### Your objective
Write out the material below exactly, beginning at the line that contains "OCR this image." and ending with its last line, both ends included; write nothing else.

### Collected data

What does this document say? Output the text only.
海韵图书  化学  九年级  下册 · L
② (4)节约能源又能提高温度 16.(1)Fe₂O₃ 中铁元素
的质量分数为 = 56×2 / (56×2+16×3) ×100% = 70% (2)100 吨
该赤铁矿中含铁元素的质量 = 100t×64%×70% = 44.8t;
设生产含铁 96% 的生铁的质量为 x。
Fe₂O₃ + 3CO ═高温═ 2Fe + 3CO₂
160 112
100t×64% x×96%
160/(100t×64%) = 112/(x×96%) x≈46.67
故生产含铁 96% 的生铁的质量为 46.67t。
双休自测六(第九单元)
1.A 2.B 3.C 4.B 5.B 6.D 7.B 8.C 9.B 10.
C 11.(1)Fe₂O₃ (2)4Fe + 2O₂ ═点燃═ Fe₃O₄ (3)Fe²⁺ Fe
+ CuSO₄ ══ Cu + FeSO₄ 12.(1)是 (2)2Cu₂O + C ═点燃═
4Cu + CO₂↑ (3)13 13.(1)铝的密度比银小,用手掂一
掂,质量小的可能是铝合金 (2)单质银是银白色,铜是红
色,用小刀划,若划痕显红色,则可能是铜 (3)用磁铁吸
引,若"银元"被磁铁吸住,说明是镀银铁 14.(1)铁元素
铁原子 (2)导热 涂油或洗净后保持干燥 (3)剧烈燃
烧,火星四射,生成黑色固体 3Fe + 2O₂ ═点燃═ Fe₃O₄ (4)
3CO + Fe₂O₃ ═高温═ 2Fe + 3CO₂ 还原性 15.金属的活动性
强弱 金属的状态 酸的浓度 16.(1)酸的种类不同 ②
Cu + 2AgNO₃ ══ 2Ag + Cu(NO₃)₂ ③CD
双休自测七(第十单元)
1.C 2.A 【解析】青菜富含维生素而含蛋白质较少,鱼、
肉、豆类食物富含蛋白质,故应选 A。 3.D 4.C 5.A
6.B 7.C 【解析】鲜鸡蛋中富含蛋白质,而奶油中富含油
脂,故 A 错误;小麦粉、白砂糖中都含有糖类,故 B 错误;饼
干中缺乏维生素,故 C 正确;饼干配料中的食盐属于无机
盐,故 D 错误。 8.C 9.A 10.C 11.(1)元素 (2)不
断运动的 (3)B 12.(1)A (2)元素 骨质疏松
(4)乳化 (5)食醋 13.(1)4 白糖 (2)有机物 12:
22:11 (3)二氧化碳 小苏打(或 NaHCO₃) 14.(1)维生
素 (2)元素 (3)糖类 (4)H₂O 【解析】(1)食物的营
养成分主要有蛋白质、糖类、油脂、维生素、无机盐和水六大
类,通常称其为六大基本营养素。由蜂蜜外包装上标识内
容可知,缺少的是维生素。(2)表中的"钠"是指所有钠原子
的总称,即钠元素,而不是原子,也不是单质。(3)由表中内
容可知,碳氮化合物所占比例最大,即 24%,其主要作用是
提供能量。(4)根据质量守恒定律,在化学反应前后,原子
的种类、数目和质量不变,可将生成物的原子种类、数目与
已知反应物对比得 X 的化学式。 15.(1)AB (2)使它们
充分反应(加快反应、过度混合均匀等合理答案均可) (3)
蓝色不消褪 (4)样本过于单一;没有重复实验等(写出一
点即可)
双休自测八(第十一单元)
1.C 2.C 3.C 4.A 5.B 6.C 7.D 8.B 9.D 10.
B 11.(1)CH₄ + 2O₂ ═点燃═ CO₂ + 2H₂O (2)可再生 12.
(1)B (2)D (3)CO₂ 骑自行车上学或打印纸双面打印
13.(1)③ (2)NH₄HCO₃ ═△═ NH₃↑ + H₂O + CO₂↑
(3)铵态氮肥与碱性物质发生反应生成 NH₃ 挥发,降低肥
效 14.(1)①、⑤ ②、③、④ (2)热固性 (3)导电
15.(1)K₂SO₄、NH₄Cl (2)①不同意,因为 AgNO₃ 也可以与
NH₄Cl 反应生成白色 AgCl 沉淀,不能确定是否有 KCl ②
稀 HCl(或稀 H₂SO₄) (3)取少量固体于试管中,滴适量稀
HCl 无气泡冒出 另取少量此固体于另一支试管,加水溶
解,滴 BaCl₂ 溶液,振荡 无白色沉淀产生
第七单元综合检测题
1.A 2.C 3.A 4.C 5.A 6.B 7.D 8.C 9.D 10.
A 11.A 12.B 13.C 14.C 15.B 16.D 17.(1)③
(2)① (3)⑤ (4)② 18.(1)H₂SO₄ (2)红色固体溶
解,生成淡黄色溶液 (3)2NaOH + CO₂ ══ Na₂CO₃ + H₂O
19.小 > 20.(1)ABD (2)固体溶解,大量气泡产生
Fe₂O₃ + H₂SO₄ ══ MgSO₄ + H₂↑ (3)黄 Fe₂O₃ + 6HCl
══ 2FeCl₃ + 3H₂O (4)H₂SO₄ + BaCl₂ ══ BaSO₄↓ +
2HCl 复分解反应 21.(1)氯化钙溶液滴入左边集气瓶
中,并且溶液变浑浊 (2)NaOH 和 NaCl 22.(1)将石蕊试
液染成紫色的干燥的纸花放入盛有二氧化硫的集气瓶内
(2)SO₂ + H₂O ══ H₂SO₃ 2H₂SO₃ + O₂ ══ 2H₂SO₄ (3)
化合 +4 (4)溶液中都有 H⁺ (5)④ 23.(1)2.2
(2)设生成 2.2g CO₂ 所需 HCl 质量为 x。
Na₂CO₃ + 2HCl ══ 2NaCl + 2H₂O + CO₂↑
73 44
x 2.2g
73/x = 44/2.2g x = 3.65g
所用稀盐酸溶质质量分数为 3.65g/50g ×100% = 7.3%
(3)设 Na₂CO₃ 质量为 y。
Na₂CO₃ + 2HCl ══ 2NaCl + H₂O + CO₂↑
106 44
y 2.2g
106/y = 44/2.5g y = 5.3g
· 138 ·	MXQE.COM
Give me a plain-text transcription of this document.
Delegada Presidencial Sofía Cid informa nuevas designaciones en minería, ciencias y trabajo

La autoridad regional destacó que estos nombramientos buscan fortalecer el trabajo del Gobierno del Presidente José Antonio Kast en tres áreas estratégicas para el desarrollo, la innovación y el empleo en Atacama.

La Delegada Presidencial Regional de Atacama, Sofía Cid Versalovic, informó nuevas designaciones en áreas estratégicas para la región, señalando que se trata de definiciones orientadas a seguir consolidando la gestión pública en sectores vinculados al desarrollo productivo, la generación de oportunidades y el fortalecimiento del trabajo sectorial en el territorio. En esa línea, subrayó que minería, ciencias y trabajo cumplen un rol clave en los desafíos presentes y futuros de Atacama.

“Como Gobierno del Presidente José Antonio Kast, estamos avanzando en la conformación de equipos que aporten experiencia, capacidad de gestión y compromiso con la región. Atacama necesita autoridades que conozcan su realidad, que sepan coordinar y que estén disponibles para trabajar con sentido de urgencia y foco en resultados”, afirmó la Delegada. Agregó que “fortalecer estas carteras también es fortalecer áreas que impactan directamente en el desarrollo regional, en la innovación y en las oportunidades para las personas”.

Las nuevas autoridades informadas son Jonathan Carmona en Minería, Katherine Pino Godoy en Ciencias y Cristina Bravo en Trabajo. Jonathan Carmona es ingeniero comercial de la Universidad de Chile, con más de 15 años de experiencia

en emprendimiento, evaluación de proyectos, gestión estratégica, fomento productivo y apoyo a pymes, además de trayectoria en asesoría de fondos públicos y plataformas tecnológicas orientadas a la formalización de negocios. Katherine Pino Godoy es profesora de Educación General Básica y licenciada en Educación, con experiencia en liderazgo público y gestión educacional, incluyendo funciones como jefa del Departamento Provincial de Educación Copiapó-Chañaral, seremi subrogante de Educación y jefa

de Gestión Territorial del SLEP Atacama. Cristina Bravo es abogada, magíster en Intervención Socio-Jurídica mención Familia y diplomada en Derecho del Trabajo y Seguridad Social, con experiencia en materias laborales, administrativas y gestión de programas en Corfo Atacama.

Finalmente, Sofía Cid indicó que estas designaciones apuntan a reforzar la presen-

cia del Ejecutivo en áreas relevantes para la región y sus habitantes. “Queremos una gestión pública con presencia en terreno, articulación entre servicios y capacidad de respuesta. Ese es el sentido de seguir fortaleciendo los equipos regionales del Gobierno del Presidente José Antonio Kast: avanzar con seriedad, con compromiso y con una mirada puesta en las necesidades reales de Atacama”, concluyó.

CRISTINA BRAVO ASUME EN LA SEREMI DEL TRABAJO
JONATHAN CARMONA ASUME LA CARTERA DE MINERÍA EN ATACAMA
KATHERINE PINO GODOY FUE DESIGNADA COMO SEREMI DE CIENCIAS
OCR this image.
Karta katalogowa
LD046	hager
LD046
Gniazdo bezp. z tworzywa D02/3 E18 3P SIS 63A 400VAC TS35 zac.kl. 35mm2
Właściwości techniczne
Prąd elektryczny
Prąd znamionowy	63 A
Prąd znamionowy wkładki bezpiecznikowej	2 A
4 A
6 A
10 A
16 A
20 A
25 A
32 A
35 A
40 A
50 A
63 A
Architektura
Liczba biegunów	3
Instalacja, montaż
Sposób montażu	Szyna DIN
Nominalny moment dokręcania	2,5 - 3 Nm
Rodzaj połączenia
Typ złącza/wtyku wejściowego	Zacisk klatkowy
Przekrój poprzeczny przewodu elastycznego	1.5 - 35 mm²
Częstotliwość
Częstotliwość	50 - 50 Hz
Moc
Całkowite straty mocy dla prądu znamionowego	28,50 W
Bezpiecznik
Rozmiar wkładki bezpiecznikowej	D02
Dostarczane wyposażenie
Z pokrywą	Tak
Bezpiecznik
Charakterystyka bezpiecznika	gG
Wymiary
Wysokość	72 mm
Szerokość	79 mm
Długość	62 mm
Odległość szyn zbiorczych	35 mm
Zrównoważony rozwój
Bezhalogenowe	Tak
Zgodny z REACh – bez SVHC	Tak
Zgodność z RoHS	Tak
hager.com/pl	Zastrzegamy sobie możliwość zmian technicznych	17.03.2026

### Final result
OCR this image.
Karta katalogowa
LD046	hager
LD046
Gniazdo bezp. z tworzywa D02/3 E18 3P SIS 63A 400VAC TS35 zac.kl. 35mm2
Właściwości techniczne
Prąd elektryczny
Prąd znamionowy	63 A
Prąd znamionowy wkładki bezpiecznikowej	2 A
4 A
6 A
10 A
16 A
20 A
25 A
32 A
35 A
40 A
50 A
63 A
Architektura
Liczba biegunów	3
Instalacja, montaż
Sposób montażu	Szyna DIN
Nominalny moment dokręcania	2,5 - 3 Nm
Rodzaj połączenia
Typ złącza/wtyku wejściowego	Zacisk klatkowy
Przekrój poprzeczny przewodu elastycznego	1.5 - 35 mm²
Częstotliwość
Częstotliwość	50 - 50 Hz
Moc
Całkowite straty mocy dla prądu znamionowego	28,50 W
Bezpiecznik
Rozmiar wkładki bezpiecznikowej	D02
Dostarczane wyposażenie
Z pokrywą	Tak
Bezpiecznik
Charakterystyka bezpiecznika	gG
Wymiary
Wysokość	72 mm
Szerokość	79 mm
Długość	62 mm
Odległość szyn zbiorczych	35 mm
Zrównoważony rozwój
Bezhalogenowe	Tak
Zgodny z REACh – bez SVHC	Tak
Zgodność z RoHS	Tak
hager.com/pl	Zastrzegamy sobie możliwość zmian technicznych	17.03.2026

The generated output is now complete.